WRITTEN EXERCISE: In the material below, find all lines with the string "this" and copy them.

*** DATA EXTRACT ***

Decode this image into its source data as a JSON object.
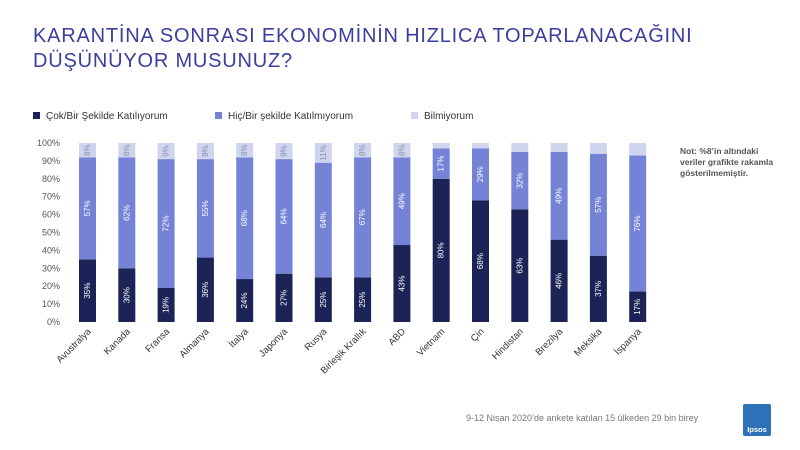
{
  "header": {
    "title_line1": "KARANTİNA SONRASI EKONOMİNİN HIZLICA TOPARLANACAĞINI",
    "title_line2": "DÜŞÜNÜYOR MUSUNUZ?"
  },
  "note": "Not: %8’in altındaki veriler grafikte rakamla gösterilmemiştir.",
  "source": "9-12 Nisan 2020’de ankete katılan 15 ülkeden 29 bin birey",
  "logo": {
    "text": "Ipsos",
    "color": "#2f71b8"
  },
  "chart_data": {
    "type": "bar",
    "stacked": true,
    "categories": [
      "Avustralya",
      "Kanada",
      "Fransa",
      "Almanya",
      "İtalya",
      "Japonya",
      "Rusya",
      "Birleşik Krallık",
      "ABD",
      "Vietnam",
      "Çin",
      "Hindistan",
      "Brezilya",
      "Meksika",
      "İspanya"
    ],
    "series": [
      {
        "name": "Çok/Bir Şekilde Katılıyorum",
        "color": "#1b2357",
        "values": [
          35,
          30,
          19,
          36,
          24,
          27,
          25,
          25,
          43,
          80,
          68,
          63,
          46,
          37,
          17
        ],
        "labels": [
          "35%",
          "30%",
          "19%",
          "36%",
          "24%",
          "27%",
          "25%",
          "25%",
          "43%",
          "80%",
          "68%",
          "63%",
          "46%",
          "37%",
          "17%"
        ]
      },
      {
        "name": "Hiç/Bir şekilde Katılmıyorum",
        "color": "#7483d6",
        "values": [
          57,
          62,
          72,
          55,
          68,
          64,
          64,
          67,
          49,
          17,
          29,
          32,
          49,
          57,
          76
        ],
        "labels": [
          "57%",
          "62%",
          "72%",
          "55%",
          "68%",
          "64%",
          "64%",
          "67%",
          "49%",
          "17%",
          "29%",
          "32%",
          "49%",
          "57%",
          "76%"
        ]
      },
      {
        "name": "Bilmiyorum",
        "color": "#d0d5ef",
        "values": [
          8,
          8,
          9,
          9,
          8,
          9,
          11,
          8,
          8,
          3,
          3,
          5,
          5,
          6,
          7
        ],
        "labels": [
          "8%",
          "8%",
          "9%",
          "9%",
          "8%",
          "9%",
          "11%",
          "8%",
          "8%",
          "",
          "",
          "",
          "",
          "",
          ""
        ]
      }
    ],
    "y_ticks": [
      "0%",
      "10%",
      "20%",
      "30%",
      "40%",
      "50%",
      "60%",
      "70%",
      "80%",
      "90%",
      "100%"
    ],
    "ylim": [
      0,
      100
    ],
    "legend_position": "top-left",
    "grid": false
  }
}
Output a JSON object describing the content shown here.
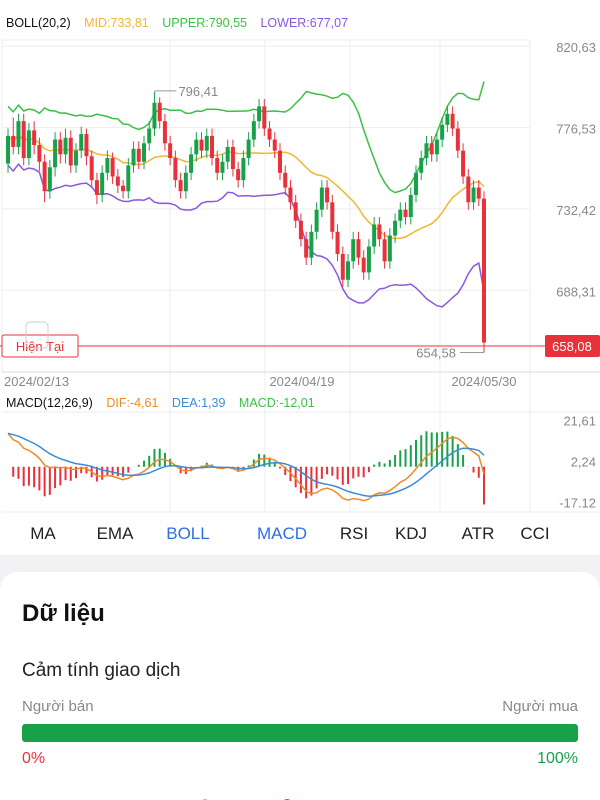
{
  "boll_legend": {
    "name": "BOLL(20,2)",
    "mid": "MID:733,81",
    "upper": "UPPER:790,55",
    "lower": "LOWER:677,07"
  },
  "macd_legend": {
    "name": "MACD(12,26,9)",
    "dif": "DIF:-4,61",
    "dea": "DEA:1,39",
    "macd": "MACD:-12,01"
  },
  "colors": {
    "up": "#17a24a",
    "down": "#e8313a",
    "mid": "#f2b630",
    "upper": "#3cbf45",
    "lower": "#8a57e0",
    "dif": "#f08a24",
    "dea": "#3d8bd8",
    "accent": "#2f6fe0"
  },
  "chart_data": [
    {
      "type": "candlestick",
      "x_labels": [
        "2024/02/13",
        "2024/04/19",
        "2024/05/30"
      ],
      "y_ticks": [
        "820,63",
        "776,53",
        "732,42",
        "688,31"
      ],
      "ylim": [
        644,
        824
      ],
      "current_price": 658.08,
      "current_price_label": "658,08",
      "current_label": "Hiện Tại",
      "high_annotation": {
        "value": 796.41,
        "label": "796,41"
      },
      "low_annotation": {
        "value": 654.58,
        "label": "654,58"
      },
      "candles": [
        [
          757,
          772,
          752,
          776
        ],
        [
          772,
          766,
          762,
          782
        ],
        [
          766,
          780,
          762,
          784
        ],
        [
          780,
          760,
          756,
          784
        ],
        [
          760,
          775,
          756,
          779
        ],
        [
          775,
          767,
          762,
          780
        ],
        [
          767,
          758,
          753,
          771
        ],
        [
          758,
          742,
          736,
          762
        ],
        [
          742,
          755,
          738,
          759
        ],
        [
          755,
          770,
          750,
          774
        ],
        [
          770,
          762,
          757,
          774
        ],
        [
          762,
          771,
          757,
          776
        ],
        [
          771,
          756,
          752,
          775
        ],
        [
          756,
          764,
          752,
          768
        ],
        [
          764,
          773,
          760,
          777
        ],
        [
          773,
          761,
          756,
          776
        ],
        [
          761,
          748,
          744,
          764
        ],
        [
          748,
          740,
          735,
          752
        ],
        [
          740,
          752,
          736,
          756
        ],
        [
          752,
          760,
          748,
          764
        ],
        [
          760,
          750,
          746,
          763
        ],
        [
          750,
          745,
          741,
          754
        ],
        [
          745,
          742,
          738,
          748
        ],
        [
          742,
          756,
          738,
          760
        ],
        [
          756,
          765,
          752,
          769
        ],
        [
          765,
          758,
          754,
          769
        ],
        [
          758,
          768,
          754,
          772
        ],
        [
          768,
          776,
          764,
          780
        ],
        [
          776,
          790,
          772,
          796
        ],
        [
          790,
          780,
          776,
          793
        ],
        [
          780,
          768,
          764,
          784
        ],
        [
          768,
          760,
          756,
          772
        ],
        [
          760,
          748,
          744,
          764
        ],
        [
          748,
          742,
          738,
          752
        ],
        [
          742,
          752,
          738,
          756
        ],
        [
          752,
          762,
          748,
          766
        ],
        [
          762,
          770,
          758,
          774
        ],
        [
          770,
          764,
          760,
          774
        ],
        [
          764,
          772,
          760,
          776
        ],
        [
          772,
          760,
          756,
          776
        ],
        [
          760,
          752,
          748,
          764
        ],
        [
          752,
          758,
          748,
          762
        ],
        [
          758,
          766,
          754,
          770
        ],
        [
          766,
          754,
          750,
          770
        ],
        [
          754,
          748,
          744,
          758
        ],
        [
          748,
          760,
          744,
          764
        ],
        [
          760,
          770,
          756,
          774
        ],
        [
          770,
          780,
          766,
          784
        ],
        [
          780,
          788,
          776,
          792
        ],
        [
          788,
          776,
          772,
          792
        ],
        [
          776,
          770,
          766,
          780
        ],
        [
          770,
          764,
          760,
          774
        ],
        [
          764,
          752,
          748,
          768
        ],
        [
          752,
          744,
          740,
          756
        ],
        [
          744,
          736,
          732,
          748
        ],
        [
          736,
          726,
          722,
          740
        ],
        [
          726,
          716,
          712,
          730
        ],
        [
          716,
          706,
          702,
          720
        ],
        [
          706,
          720,
          702,
          724
        ],
        [
          720,
          732,
          716,
          736
        ],
        [
          732,
          744,
          728,
          748
        ],
        [
          744,
          736,
          732,
          748
        ],
        [
          736,
          720,
          716,
          740
        ],
        [
          720,
          708,
          704,
          724
        ],
        [
          708,
          694,
          690,
          712
        ],
        [
          694,
          704,
          690,
          708
        ],
        [
          704,
          716,
          700,
          720
        ],
        [
          716,
          706,
          702,
          720
        ],
        [
          706,
          698,
          694,
          710
        ],
        [
          698,
          712,
          694,
          716
        ],
        [
          712,
          724,
          708,
          728
        ],
        [
          724,
          716,
          712,
          728
        ],
        [
          716,
          704,
          700,
          720
        ],
        [
          704,
          718,
          700,
          722
        ],
        [
          718,
          726,
          714,
          730
        ],
        [
          726,
          732,
          722,
          736
        ],
        [
          732,
          728,
          724,
          736
        ],
        [
          728,
          740,
          724,
          744
        ],
        [
          740,
          752,
          736,
          756
        ],
        [
          752,
          760,
          748,
          764
        ],
        [
          760,
          768,
          756,
          772
        ],
        [
          768,
          762,
          758,
          772
        ],
        [
          762,
          770,
          758,
          774
        ],
        [
          770,
          778,
          766,
          782
        ],
        [
          778,
          784,
          774,
          788
        ],
        [
          784,
          776,
          772,
          788
        ],
        [
          776,
          764,
          760,
          780
        ],
        [
          764,
          750,
          746,
          768
        ],
        [
          750,
          736,
          732,
          754
        ],
        [
          736,
          744,
          732,
          748
        ],
        [
          744,
          738,
          734,
          748
        ],
        [
          738,
          660,
          654.58,
          742
        ]
      ]
    },
    {
      "type": "macd",
      "y_ticks": [
        "21,61",
        "2,24",
        "-17.12"
      ],
      "ylim": [
        -19,
        23
      ]
    }
  ],
  "tabs": [
    "MA",
    "EMA",
    "BOLL",
    "MACD",
    "RSI",
    "KDJ",
    "ATR",
    "CCI"
  ],
  "active_tabs": [
    "BOLL",
    "MACD"
  ],
  "data_section": {
    "title": "Dữ liệu",
    "sentiment_title": "Cảm tính giao dịch",
    "seller_label": "Người bán",
    "buyer_label": "Người mua",
    "buyer_pct": 100,
    "left_pct_label": "0%",
    "right_pct_label": "100%"
  }
}
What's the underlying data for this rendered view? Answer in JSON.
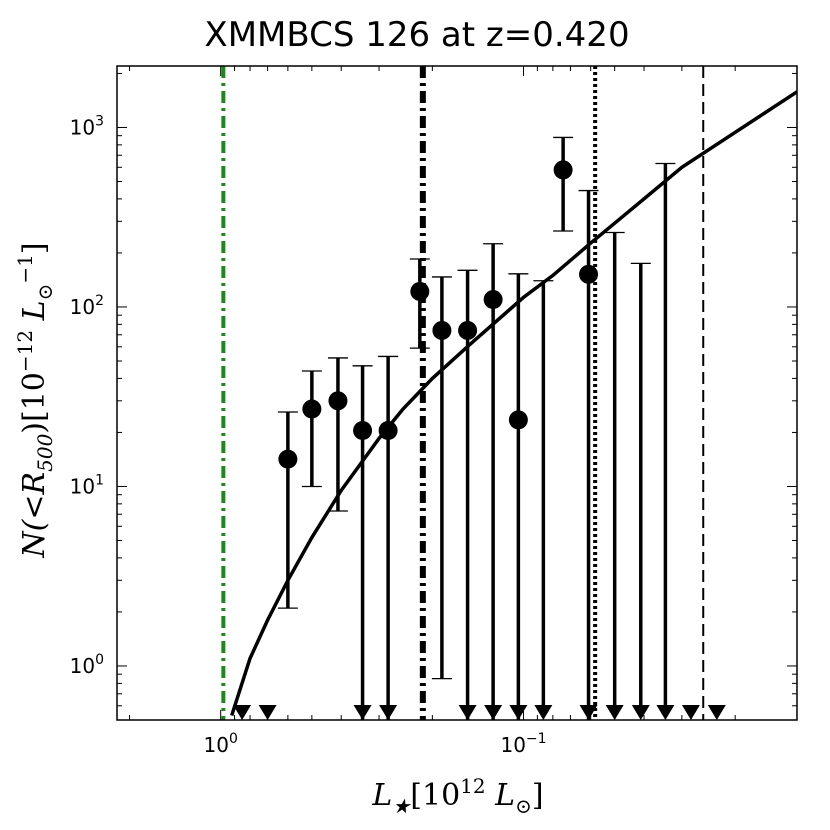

***

SOLUTION:
Decode this image into its source data as a JSON object.
What's the underlying data for this rendered view? Answer in JSON.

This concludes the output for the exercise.